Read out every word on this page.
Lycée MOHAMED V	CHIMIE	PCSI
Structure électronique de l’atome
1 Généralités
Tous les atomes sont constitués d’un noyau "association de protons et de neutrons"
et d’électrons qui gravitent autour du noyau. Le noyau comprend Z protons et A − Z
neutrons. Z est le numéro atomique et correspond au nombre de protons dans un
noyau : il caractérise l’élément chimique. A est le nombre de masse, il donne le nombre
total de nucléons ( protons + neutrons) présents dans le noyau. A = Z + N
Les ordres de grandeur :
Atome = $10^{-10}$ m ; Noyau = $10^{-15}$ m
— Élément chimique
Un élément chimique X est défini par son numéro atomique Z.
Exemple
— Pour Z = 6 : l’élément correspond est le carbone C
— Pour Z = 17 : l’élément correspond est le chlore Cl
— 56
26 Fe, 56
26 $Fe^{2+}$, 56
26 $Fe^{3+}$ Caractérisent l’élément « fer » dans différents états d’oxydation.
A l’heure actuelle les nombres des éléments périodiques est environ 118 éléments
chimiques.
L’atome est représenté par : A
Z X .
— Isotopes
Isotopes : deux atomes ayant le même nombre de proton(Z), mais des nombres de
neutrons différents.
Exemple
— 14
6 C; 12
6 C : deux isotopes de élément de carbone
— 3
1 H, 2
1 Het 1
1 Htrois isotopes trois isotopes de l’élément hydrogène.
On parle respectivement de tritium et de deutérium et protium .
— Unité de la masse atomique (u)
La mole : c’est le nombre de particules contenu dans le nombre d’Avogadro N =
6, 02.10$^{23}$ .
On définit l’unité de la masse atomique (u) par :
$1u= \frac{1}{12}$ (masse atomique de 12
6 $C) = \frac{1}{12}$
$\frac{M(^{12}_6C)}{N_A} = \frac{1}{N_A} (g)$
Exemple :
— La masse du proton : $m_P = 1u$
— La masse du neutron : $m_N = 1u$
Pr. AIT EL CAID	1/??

-- -- --

__WORK TO DO__:
Show every line of the records above that contains the word "neutrons".

__CORRECT OUTPUT__:
Tous les atomes sont constitués d’un noyau "association de protons et de neutrons"
neutrons. Z est le numéro atomique et correspond au nombre de protons dans un
total de nucléons ( protons + neutrons) présents dans le noyau. A = Z + N
neutrons différents.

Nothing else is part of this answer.